Items listed in a dataset
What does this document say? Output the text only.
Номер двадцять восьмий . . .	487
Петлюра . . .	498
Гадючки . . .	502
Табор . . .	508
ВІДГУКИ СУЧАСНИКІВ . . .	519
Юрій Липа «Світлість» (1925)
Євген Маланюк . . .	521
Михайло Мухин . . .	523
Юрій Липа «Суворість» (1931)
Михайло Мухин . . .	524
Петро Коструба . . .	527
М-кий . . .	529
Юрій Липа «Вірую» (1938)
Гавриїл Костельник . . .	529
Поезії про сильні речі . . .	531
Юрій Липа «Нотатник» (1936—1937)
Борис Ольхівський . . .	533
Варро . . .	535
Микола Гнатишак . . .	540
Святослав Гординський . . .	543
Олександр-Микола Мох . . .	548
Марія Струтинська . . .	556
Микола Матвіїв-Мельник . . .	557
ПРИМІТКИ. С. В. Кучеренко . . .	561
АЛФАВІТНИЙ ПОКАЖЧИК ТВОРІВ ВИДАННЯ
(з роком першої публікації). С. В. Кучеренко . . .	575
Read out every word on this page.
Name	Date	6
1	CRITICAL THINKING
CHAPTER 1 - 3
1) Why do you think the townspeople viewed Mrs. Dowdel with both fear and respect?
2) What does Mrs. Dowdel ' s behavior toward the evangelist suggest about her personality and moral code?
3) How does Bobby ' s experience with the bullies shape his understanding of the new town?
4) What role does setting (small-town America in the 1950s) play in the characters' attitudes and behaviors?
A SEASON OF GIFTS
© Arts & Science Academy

__JOB__.
Select every line of the records holding the string "What".

__RESULT__.
What does this document say? Output the text only.
2) What does Mrs. Dowdel ' s behavior toward the evangelist suggest about her personality and moral code?
4) What role does setting (small-town America in the 1950s) play in the characters' attitudes and behaviors?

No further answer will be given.